- _What needs to be done_: Change "Patent image size" to "Drawing dimensions" throughout the entries, keeping everything else the same, and omit the pictures from your output.

[A data block]
* Begin *
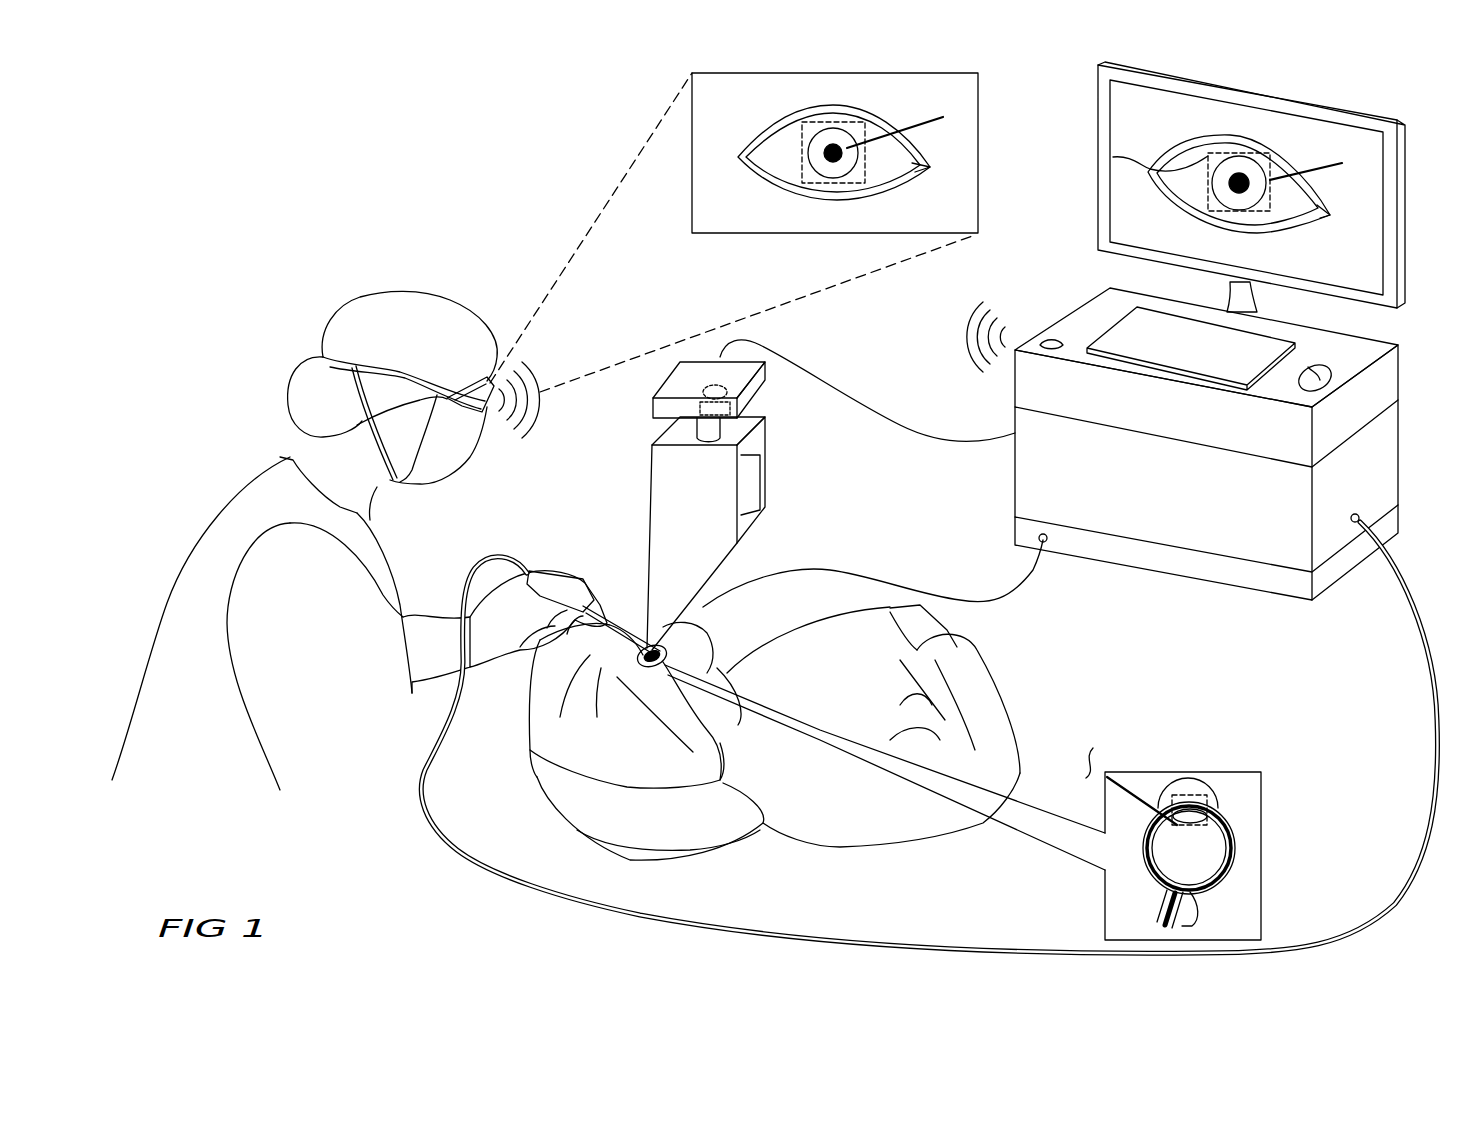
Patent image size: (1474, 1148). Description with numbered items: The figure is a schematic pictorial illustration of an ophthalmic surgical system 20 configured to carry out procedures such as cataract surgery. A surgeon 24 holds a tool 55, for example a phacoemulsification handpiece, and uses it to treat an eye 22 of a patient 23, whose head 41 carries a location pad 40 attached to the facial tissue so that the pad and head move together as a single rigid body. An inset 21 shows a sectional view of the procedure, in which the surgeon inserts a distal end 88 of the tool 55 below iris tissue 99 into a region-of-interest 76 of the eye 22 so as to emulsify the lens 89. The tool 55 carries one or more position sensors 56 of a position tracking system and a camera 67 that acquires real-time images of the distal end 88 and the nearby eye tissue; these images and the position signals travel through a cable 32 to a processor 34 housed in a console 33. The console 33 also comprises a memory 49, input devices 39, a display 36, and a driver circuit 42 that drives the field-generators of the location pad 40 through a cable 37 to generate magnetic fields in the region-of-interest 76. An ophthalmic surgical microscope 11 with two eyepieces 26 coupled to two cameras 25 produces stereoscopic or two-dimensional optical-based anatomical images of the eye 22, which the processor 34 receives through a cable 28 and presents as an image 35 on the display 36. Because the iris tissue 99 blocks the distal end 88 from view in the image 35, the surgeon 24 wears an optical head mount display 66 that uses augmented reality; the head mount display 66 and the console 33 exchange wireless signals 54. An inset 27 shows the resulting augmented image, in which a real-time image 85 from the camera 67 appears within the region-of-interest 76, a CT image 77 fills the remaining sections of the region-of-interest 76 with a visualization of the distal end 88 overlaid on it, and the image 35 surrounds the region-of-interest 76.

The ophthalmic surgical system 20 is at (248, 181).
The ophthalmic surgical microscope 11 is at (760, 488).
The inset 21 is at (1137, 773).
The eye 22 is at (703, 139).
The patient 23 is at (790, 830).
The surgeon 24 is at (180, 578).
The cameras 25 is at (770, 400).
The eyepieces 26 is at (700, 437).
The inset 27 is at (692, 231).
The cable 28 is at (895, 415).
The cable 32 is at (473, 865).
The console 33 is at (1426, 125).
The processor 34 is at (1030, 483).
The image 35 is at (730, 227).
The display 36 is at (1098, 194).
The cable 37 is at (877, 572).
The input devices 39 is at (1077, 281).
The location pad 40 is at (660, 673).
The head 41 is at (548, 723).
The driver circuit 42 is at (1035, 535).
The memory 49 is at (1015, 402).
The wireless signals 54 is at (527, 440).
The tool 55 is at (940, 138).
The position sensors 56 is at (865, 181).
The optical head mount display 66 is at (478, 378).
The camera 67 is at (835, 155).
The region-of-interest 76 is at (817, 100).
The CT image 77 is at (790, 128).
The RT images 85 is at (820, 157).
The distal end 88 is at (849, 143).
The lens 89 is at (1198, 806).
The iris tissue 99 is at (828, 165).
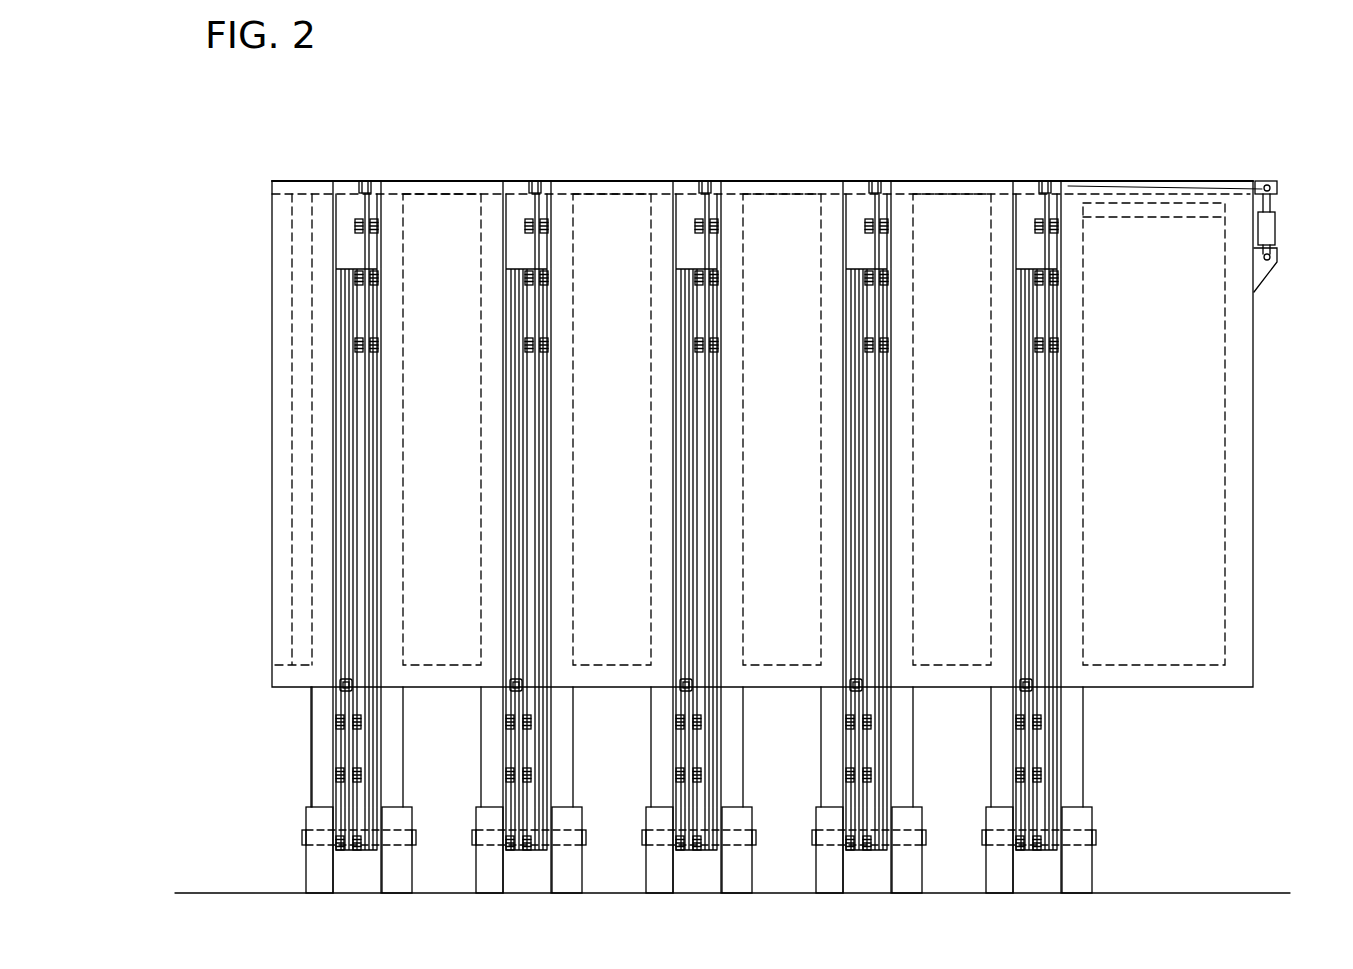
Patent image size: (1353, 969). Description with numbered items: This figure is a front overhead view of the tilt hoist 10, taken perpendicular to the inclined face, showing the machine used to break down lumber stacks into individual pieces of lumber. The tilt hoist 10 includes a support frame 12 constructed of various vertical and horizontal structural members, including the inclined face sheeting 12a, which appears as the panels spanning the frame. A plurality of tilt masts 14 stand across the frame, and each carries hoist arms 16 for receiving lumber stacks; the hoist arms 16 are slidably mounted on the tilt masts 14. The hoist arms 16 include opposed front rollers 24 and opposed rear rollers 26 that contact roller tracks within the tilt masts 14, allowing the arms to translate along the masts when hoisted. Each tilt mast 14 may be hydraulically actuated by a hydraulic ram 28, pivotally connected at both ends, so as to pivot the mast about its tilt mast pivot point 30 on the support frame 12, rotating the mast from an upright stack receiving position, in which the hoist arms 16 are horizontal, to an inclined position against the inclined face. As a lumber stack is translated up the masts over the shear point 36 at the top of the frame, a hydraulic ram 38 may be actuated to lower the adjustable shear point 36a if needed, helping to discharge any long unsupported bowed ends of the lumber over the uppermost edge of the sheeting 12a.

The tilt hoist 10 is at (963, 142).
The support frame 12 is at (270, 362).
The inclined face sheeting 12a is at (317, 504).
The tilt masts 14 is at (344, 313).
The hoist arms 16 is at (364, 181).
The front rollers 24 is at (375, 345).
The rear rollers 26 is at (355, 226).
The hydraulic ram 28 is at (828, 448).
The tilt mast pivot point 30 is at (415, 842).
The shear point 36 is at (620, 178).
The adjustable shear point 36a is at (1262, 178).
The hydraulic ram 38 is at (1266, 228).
* End *
- _Written response_:
Drawing dimensions: (1474, 1148). Description with numbered items: The figure is a schematic pictorial illustration of an ophthalmic surgical system 20 configured to carry out procedures such as cataract surgery. A surgeon 24 holds a tool 55, for example a phacoemulsification handpiece, and uses it to treat an eye 22 of a patient 23, whose head 41 carries a location pad 40 attached to the facial tissue so that the pad and head move together as a single rigid body. An inset 21 shows a sectional view of the procedure, in which the surgeon inserts a distal end 88 of the tool 55 below iris tissue 99 into a region-of-interest 76 of the eye 22 so as to emulsify the lens 89. The tool 55 carries one or more position sensors 56 of a position tracking system and a camera 67 that acquires real-time images of the distal end 88 and the nearby eye tissue; these images and the position signals travel through a cable 32 to a processor 34 housed in a console 33. The console 33 also comprises a memory 49, input devices 39, a display 36, and a driver circuit 42 that drives the field-generators of the location pad 40 through a cable 37 to generate magnetic fields in the region-of-interest 76. An ophthalmic surgical microscope 11 with two eyepieces 26 coupled to two cameras 25 produces stereoscopic or two-dimensional optical-based anatomical images of the eye 22, which the processor 34 receives through a cable 28 and presents as an image 35 on the display 36. Because the iris tissue 99 blocks the distal end 88 from view in the image 35, the surgeon 24 wears an optical head mount display 66 that uses augmented reality; the head mount display 66 and the console 33 exchange wireless signals 54. An inset 27 shows the resulting augmented image, in which a real-time image 85 from the camera 67 appears within the region-of-interest 76, a CT image 77 fills the remaining sections of the region-of-interest 76 with a visualization of the distal end 88 overlaid on it, and the image 35 surrounds the region-of-interest 76.

The ophthalmic surgical system 20 is at (248, 181).
The ophthalmic surgical microscope 11 is at (760, 488).
The inset 21 is at (1137, 773).
The eye 22 is at (703, 139).
The patient 23 is at (790, 830).
The surgeon 24 is at (180, 578).
The cameras 25 is at (770, 400).
The eyepieces 26 is at (700, 437).
The inset 27 is at (692, 231).
The cable 28 is at (895, 415).
The cable 32 is at (473, 865).
The console 33 is at (1426, 125).
The processor 34 is at (1030, 483).
The image 35 is at (730, 227).
The display 36 is at (1098, 194).
The cable 37 is at (877, 572).
The input devices 39 is at (1077, 281).
The location pad 40 is at (660, 673).
The head 41 is at (548, 723).
The driver circuit 42 is at (1035, 535).
The memory 49 is at (1015, 402).
The wireless signals 54 is at (527, 440).
The tool 55 is at (940, 138).
The position sensors 56 is at (865, 181).
The optical head mount display 66 is at (478, 378).
The camera 67 is at (835, 155).
The region-of-interest 76 is at (817, 100).
The CT image 77 is at (790, 128).
The RT images 85 is at (820, 157).
The distal end 88 is at (849, 143).
The lens 89 is at (1198, 806).
The iris tissue 99 is at (828, 165).
Drawing dimensions: (1353, 969). Description with numbered items: This figure is a front overhead view of the tilt hoist 10, taken perpendicular to the inclined face, showing the machine used to break down lumber stacks into individual pieces of lumber. The tilt hoist 10 includes a support frame 12 constructed of various vertical and horizontal structural members, including the inclined face sheeting 12a, which appears as the panels spanning the frame. A plurality of tilt masts 14 stand across the frame, and each carries hoist arms 16 for receiving lumber stacks; the hoist arms 16 are slidably mounted on the tilt masts 14. The hoist arms 16 include opposed front rollers 24 and opposed rear rollers 26 that contact roller tracks within the tilt masts 14, allowing the arms to translate along the masts when hoisted. Each tilt mast 14 may be hydraulically actuated by a hydraulic ram 28, pivotally connected at both ends, so as to pivot the mast about its tilt mast pivot point 30 on the support frame 12, rotating the mast from an upright stack receiving position, in which the hoist arms 16 are horizontal, to an inclined position against the inclined face. As a lumber stack is translated up the masts over the shear point 36 at the top of the frame, a hydraulic ram 38 may be actuated to lower the adjustable shear point 36a if needed, helping to discharge any long unsupported bowed ends of the lumber over the uppermost edge of the sheeting 12a.

The tilt hoist 10 is at (963, 142).
The support frame 12 is at (270, 362).
The inclined face sheeting 12a is at (317, 504).
The tilt masts 14 is at (344, 313).
The hoist arms 16 is at (364, 181).
The front rollers 24 is at (375, 345).
The rear rollers 26 is at (355, 226).
The hydraulic ram 28 is at (828, 448).
The tilt mast pivot point 30 is at (415, 842).
The shear point 36 is at (620, 178).
The adjustable shear point 36a is at (1262, 178).
The hydraulic ram 38 is at (1266, 228).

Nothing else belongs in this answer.